Reproduce all records exactly.

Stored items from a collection
•••••

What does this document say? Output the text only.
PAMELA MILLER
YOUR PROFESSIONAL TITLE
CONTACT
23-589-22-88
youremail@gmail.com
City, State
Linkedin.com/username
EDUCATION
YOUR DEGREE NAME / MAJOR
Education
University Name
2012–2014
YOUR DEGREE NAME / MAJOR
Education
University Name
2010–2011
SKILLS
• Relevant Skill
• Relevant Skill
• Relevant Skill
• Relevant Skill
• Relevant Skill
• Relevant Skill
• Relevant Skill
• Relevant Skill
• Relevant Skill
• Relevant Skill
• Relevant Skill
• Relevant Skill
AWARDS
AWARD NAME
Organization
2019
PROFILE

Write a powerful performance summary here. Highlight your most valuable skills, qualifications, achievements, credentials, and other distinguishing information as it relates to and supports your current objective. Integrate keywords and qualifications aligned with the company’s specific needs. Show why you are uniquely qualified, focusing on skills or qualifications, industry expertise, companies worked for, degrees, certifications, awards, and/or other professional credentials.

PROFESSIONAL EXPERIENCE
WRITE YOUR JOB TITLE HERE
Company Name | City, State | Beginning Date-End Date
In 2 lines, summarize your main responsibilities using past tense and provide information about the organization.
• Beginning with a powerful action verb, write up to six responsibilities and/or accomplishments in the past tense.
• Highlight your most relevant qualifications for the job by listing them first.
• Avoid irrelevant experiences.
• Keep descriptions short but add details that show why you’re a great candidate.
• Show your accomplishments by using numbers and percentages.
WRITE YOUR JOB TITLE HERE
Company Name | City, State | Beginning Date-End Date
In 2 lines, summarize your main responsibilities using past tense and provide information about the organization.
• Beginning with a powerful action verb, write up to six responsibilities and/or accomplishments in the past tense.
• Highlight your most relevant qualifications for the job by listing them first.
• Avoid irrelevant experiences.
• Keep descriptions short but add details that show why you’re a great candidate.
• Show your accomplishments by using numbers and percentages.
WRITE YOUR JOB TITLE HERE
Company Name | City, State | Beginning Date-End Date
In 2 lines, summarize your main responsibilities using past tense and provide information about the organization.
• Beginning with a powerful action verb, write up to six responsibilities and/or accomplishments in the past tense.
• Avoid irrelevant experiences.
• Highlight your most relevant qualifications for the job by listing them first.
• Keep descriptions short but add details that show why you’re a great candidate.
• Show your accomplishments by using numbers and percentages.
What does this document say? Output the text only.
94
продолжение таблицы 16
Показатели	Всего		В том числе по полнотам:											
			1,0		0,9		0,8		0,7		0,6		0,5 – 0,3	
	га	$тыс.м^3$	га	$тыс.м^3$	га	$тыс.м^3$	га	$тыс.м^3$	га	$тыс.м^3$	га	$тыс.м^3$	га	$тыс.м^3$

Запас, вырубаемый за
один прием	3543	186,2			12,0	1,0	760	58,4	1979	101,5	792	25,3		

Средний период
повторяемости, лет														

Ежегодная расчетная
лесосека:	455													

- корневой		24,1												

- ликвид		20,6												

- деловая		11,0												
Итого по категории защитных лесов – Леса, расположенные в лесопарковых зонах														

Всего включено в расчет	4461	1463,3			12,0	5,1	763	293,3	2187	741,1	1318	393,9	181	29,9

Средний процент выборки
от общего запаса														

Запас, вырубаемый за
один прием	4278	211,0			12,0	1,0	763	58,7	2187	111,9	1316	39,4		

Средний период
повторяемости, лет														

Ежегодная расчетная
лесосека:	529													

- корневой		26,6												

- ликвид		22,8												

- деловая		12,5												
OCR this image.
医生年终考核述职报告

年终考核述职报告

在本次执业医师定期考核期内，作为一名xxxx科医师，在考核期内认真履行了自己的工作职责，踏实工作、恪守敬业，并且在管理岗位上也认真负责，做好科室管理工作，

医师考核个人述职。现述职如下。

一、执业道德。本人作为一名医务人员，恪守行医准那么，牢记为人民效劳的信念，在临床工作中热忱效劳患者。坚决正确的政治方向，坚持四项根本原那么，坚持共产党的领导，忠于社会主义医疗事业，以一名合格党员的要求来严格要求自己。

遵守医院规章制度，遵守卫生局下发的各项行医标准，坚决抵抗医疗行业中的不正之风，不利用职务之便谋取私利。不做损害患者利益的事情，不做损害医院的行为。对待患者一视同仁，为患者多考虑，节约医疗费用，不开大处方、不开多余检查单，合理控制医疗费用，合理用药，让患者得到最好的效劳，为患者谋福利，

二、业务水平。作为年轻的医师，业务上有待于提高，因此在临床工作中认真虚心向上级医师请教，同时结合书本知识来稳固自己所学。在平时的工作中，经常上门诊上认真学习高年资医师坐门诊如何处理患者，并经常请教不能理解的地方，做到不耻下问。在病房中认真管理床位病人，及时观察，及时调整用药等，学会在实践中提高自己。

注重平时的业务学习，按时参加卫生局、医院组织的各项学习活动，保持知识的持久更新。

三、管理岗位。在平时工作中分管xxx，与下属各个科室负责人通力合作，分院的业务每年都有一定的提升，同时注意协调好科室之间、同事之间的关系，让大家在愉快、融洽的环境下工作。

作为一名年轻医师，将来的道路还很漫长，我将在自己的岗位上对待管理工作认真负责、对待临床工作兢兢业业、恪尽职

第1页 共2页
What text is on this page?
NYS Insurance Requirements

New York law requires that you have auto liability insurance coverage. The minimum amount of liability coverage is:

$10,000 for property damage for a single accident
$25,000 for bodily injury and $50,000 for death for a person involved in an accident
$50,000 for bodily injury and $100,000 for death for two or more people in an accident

•••••

RESPONSE
What does this document say? Output the text only.
PAMELA MILLER
YOUR PROFESSIONAL TITLE
CONTACT
23-589-22-88
youremail@gmail.com
City, State
Linkedin.com/username
EDUCATION
YOUR DEGREE NAME / MAJOR
Education
University Name
2012–2014
YOUR DEGREE NAME / MAJOR
Education
University Name
2010–2011
SKILLS
• Relevant Skill
• Relevant Skill
• Relevant Skill
• Relevant Skill
• Relevant Skill
• Relevant Skill
• Relevant Skill
• Relevant Skill
• Relevant Skill
• Relevant Skill
• Relevant Skill
• Relevant Skill
AWARDS
AWARD NAME
Organization
2019
PROFILE

Write a powerful performance summary here. Highlight your most valuable skills, qualifications, achievements, credentials, and other distinguishing information as it relates to and supports your current objective. Integrate keywords and qualifications aligned with the company’s specific needs. Show why you are uniquely qualified, focusing on skills or qualifications, industry expertise, companies worked for, degrees, certifications, awards, and/or other professional credentials.

PROFESSIONAL EXPERIENCE
WRITE YOUR JOB TITLE HERE
Company Name | City, State | Beginning Date-End Date
In 2 lines, summarize your main responsibilities using past tense and provide information about the organization.
• Beginning with a powerful action verb, write up to six responsibilities and/or accomplishments in the past tense.
• Highlight your most relevant qualifications for the job by listing them first.
• Avoid irrelevant experiences.
• Keep descriptions short but add details that show why you’re a great candidate.
• Show your accomplishments by using numbers and percentages.
WRITE YOUR JOB TITLE HERE
Company Name | City, State | Beginning Date-End Date
In 2 lines, summarize your main responsibilities using past tense and provide information about the organization.
• Beginning with a powerful action verb, write up to six responsibilities and/or accomplishments in the past tense.
• Highlight your most relevant qualifications for the job by listing them first.
• Avoid irrelevant experiences.
• Keep descriptions short but add details that show why you’re a great candidate.
• Show your accomplishments by using numbers and percentages.
WRITE YOUR JOB TITLE HERE
Company Name | City, State | Beginning Date-End Date
In 2 lines, summarize your main responsibilities using past tense and provide information about the organization.
• Beginning with a powerful action verb, write up to six responsibilities and/or accomplishments in the past tense.
• Avoid irrelevant experiences.
• Highlight your most relevant qualifications for the job by listing them first.
• Keep descriptions short but add details that show why you’re a great candidate.
• Show your accomplishments by using numbers and percentages.
What does this document say? Output the text only.
94
продолжение таблицы 16
Показатели	Всего		В том числе по полнотам:											
			1,0		0,9		0,8		0,7		0,6		0,5 – 0,3	
	га	$тыс.м^3$	га	$тыс.м^3$	га	$тыс.м^3$	га	$тыс.м^3$	га	$тыс.м^3$	га	$тыс.м^3$	га	$тыс.м^3$

Запас, вырубаемый за
один прием	3543	186,2			12,0	1,0	760	58,4	1979	101,5	792	25,3		

Средний период
повторяемости, лет														

Ежегодная расчетная
лесосека:	455													

- корневой		24,1												

- ликвид		20,6												

- деловая		11,0												
Итого по категории защитных лесов – Леса, расположенные в лесопарковых зонах														

Всего включено в расчет	4461	1463,3			12,0	5,1	763	293,3	2187	741,1	1318	393,9	181	29,9

Средний процент выборки
от общего запаса														

Запас, вырубаемый за
один прием	4278	211,0			12,0	1,0	763	58,7	2187	111,9	1316	39,4		

Средний период
повторяемости, лет														

Ежегодная расчетная
лесосека:	529													

- корневой		26,6												

- ликвид		22,8												

- деловая		12,5												
OCR this image.
医生年终考核述职报告

年终考核述职报告

在本次执业医师定期考核期内，作为一名xxxx科医师，在考核期内认真履行了自己的工作职责，踏实工作、恪守敬业，并且在管理岗位上也认真负责，做好科室管理工作，

医师考核个人述职。现述职如下。

一、执业道德。本人作为一名医务人员，恪守行医准那么，牢记为人民效劳的信念，在临床工作中热忱效劳患者。坚决正确的政治方向，坚持四项根本原那么，坚持共产党的领导，忠于社会主义医疗事业，以一名合格党员的要求来严格要求自己。

遵守医院规章制度，遵守卫生局下发的各项行医标准，坚决抵抗医疗行业中的不正之风，不利用职务之便谋取私利。不做损害患者利益的事情，不做损害医院的行为。对待患者一视同仁，为患者多考虑，节约医疗费用，不开大处方、不开多余检查单，合理控制医疗费用，合理用药，让患者得到最好的效劳，为患者谋福利，

二、业务水平。作为年轻的医师，业务上有待于提高，因此在临床工作中认真虚心向上级医师请教，同时结合书本知识来稳固自己所学。在平时的工作中，经常上门诊上认真学习高年资医师坐门诊如何处理患者，并经常请教不能理解的地方，做到不耻下问。在病房中认真管理床位病人，及时观察，及时调整用药等，学会在实践中提高自己。

注重平时的业务学习，按时参加卫生局、医院组织的各项学习活动，保持知识的持久更新。

三、管理岗位。在平时工作中分管xxx，与下属各个科室负责人通力合作，分院的业务每年都有一定的提升，同时注意协调好科室之间、同事之间的关系，让大家在愉快、融洽的环境下工作。

作为一名年轻医师，将来的道路还很漫长，我将在自己的岗位上对待管理工作认真负责、对待临床工作兢兢业业、恪尽职

第1页 共2页
What text is on this page?
NYS Insurance Requirements

New York law requires that you have auto liability insurance coverage. The minimum amount of liability coverage is:

$10,000 for property damage for a single accident
$25,000 for bodily injury and $50,000 for death for a person involved in an accident
$50,000 for bodily injury and $100,000 for death for two or more people in an accident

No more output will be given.